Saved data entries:
┄┄┄┄┄┄┄┄┄┄

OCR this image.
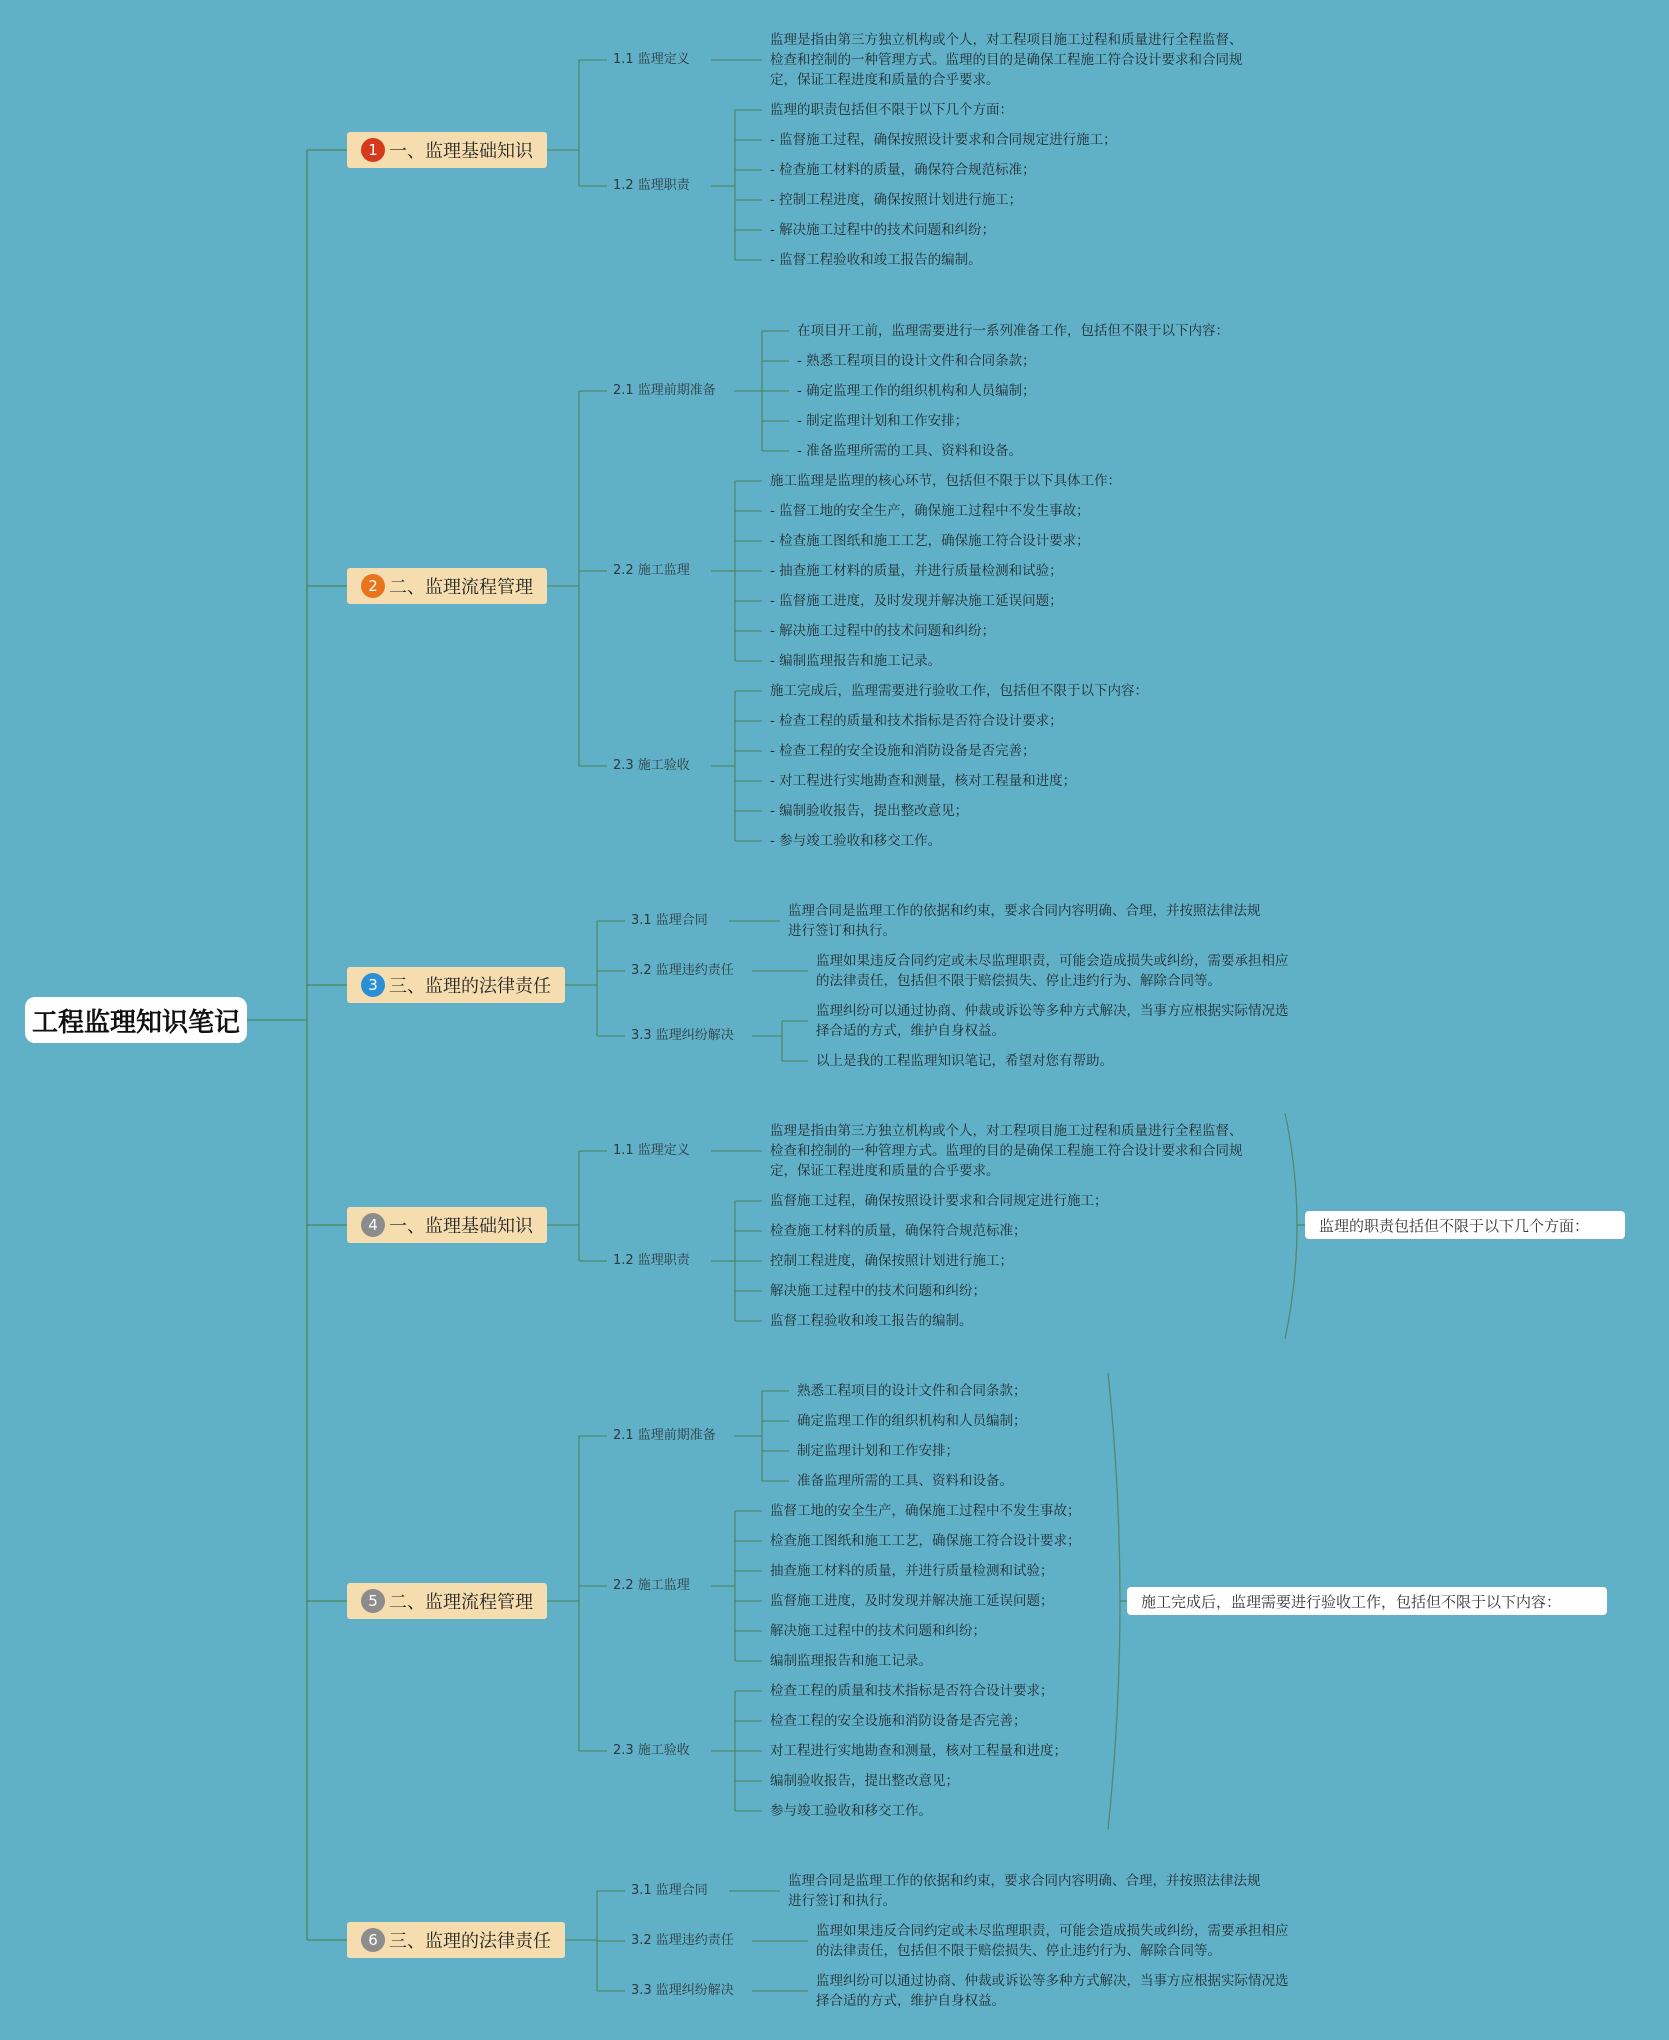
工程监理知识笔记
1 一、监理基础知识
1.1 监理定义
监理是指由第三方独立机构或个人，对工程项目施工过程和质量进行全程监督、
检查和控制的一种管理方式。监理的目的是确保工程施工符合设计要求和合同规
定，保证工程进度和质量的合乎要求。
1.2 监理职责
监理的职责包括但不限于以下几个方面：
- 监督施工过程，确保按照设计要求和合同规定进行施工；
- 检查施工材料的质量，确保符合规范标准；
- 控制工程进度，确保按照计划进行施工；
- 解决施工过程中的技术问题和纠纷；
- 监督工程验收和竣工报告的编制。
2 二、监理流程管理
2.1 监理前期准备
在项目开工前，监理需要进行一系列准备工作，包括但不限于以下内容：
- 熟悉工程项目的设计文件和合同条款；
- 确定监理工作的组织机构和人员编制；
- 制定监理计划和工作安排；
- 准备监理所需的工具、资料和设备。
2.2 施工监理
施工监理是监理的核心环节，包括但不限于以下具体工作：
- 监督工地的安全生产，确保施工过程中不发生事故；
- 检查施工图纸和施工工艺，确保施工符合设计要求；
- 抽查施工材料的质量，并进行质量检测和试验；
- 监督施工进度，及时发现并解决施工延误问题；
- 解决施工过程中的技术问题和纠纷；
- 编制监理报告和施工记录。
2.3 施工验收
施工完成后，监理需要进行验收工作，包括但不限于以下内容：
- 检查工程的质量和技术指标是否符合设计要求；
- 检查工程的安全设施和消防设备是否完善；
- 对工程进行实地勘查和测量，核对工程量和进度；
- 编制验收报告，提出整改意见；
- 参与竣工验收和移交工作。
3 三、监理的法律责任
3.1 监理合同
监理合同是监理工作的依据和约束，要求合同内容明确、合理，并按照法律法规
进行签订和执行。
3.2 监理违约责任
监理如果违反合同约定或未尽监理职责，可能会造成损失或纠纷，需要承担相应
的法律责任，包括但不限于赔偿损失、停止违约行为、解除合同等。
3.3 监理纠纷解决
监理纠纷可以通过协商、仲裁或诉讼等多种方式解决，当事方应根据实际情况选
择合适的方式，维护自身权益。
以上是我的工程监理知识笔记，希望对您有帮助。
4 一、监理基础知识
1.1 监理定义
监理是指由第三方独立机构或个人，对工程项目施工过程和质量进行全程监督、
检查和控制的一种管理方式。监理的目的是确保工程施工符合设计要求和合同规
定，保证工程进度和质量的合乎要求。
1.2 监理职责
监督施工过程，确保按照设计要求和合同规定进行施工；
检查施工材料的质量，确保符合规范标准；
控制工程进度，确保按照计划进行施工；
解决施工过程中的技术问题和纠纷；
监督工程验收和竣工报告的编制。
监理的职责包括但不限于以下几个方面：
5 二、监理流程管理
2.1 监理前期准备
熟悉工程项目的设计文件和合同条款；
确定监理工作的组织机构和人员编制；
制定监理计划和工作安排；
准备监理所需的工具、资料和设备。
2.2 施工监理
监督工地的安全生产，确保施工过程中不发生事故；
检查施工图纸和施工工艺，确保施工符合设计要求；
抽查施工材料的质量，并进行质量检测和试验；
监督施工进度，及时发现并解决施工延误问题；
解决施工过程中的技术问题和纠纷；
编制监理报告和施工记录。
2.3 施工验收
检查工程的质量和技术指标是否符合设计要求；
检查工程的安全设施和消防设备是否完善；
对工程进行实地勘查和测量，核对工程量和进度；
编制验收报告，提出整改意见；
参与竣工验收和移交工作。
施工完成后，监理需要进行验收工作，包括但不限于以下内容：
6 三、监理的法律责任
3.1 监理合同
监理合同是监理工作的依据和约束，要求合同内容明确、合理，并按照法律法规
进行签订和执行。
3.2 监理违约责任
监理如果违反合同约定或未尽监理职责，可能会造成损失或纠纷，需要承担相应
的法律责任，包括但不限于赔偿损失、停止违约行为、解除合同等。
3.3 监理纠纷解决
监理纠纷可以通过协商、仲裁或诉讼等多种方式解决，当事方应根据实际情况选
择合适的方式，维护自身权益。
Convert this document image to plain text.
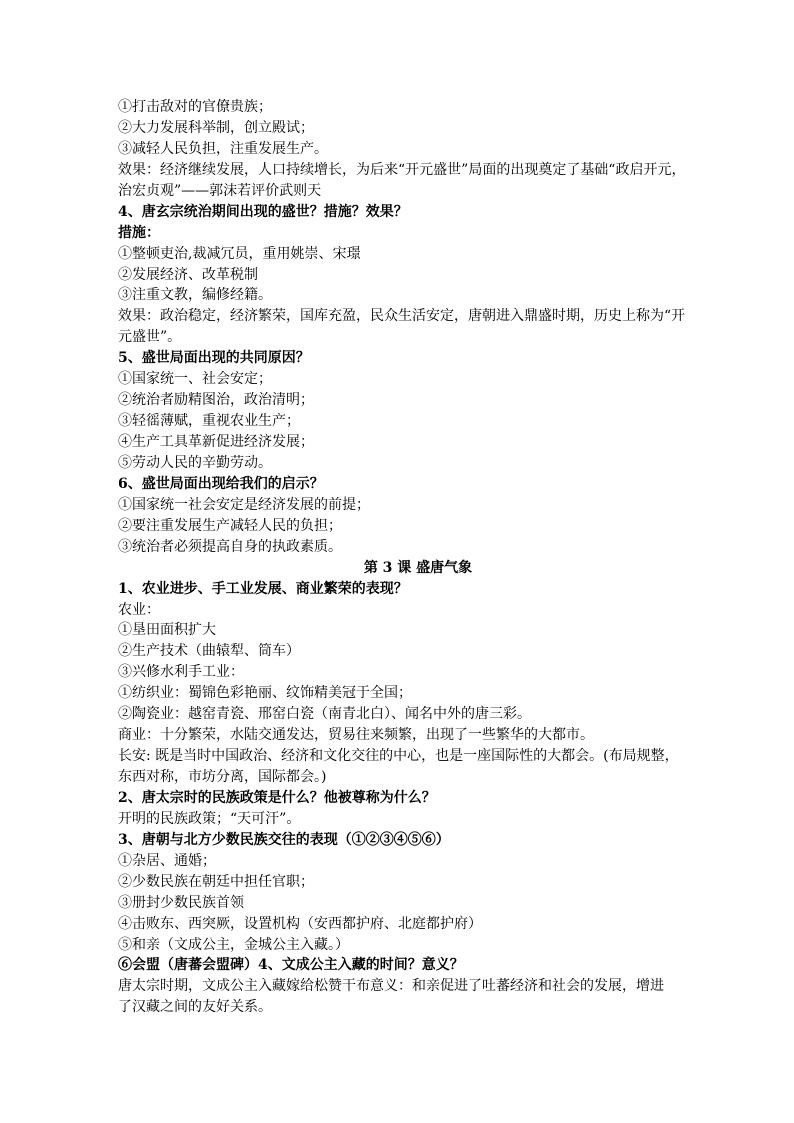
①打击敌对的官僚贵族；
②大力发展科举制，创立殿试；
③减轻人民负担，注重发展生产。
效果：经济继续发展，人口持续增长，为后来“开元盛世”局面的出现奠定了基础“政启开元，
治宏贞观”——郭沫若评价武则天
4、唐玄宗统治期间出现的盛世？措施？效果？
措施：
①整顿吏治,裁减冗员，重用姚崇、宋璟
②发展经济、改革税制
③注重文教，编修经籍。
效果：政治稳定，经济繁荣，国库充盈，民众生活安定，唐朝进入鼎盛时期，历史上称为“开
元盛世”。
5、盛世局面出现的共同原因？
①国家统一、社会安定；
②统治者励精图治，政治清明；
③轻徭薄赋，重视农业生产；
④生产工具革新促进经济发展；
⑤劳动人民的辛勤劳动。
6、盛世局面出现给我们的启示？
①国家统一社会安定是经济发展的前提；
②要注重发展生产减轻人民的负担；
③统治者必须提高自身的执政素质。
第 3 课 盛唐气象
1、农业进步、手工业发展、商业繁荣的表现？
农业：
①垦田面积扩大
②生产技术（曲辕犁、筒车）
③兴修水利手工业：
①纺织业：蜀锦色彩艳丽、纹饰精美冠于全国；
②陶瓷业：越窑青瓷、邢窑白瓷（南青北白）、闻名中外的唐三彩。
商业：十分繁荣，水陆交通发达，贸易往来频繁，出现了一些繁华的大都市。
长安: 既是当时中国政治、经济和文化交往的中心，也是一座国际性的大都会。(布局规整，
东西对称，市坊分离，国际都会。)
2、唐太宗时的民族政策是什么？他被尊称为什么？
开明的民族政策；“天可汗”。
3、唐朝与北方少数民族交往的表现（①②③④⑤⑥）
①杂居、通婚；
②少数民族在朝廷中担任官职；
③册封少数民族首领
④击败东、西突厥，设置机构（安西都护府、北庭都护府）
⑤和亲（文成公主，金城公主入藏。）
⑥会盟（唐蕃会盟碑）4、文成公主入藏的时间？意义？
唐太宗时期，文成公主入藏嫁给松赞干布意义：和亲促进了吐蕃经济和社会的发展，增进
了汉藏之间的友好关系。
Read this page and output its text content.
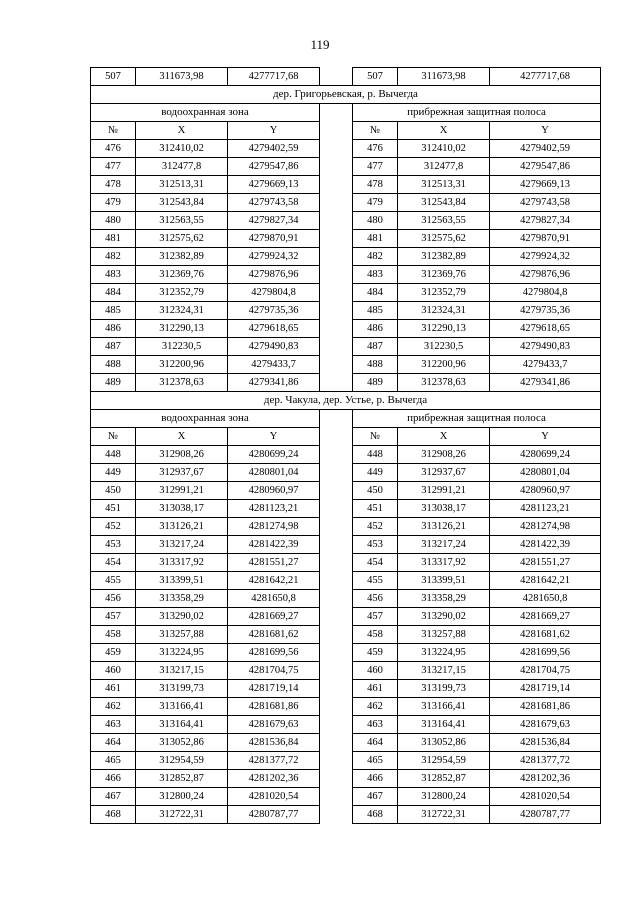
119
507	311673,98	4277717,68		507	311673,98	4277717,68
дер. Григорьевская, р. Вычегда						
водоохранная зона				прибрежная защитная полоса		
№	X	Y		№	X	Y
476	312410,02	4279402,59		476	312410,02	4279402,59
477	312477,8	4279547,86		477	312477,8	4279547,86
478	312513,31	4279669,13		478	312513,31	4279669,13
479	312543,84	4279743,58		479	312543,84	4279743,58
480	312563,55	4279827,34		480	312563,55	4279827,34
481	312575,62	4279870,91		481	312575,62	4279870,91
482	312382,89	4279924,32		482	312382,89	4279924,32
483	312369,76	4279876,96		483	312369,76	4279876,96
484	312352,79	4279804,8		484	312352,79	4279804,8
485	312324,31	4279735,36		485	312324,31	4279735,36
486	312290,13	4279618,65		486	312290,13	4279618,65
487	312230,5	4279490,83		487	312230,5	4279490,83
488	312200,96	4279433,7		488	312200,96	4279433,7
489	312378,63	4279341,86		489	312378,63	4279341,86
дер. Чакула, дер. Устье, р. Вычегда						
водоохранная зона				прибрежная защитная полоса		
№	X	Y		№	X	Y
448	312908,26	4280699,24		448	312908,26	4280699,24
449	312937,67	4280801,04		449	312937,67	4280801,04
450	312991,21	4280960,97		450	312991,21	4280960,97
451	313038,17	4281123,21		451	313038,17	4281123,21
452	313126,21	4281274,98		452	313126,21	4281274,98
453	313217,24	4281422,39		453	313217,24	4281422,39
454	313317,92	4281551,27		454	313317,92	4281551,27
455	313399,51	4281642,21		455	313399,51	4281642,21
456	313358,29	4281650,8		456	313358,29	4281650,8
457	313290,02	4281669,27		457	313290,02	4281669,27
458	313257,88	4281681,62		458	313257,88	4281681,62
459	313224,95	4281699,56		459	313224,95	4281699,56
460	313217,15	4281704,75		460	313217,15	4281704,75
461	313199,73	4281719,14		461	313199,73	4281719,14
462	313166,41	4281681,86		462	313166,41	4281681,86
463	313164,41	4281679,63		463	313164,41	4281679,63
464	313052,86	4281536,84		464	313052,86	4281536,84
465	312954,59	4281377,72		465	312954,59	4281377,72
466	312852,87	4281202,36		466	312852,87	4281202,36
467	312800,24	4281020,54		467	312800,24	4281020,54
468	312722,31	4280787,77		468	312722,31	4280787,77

┄┄┄┄┄┄┄┄┄┄

### What the exercise asks
Return only those lines of the records that contain the string "监督工地的安全生产".

### Written reply
- 监督工地的安全生产，确保施工过程中不发生事故；
监督工地的安全生产，确保施工过程中不发生事故；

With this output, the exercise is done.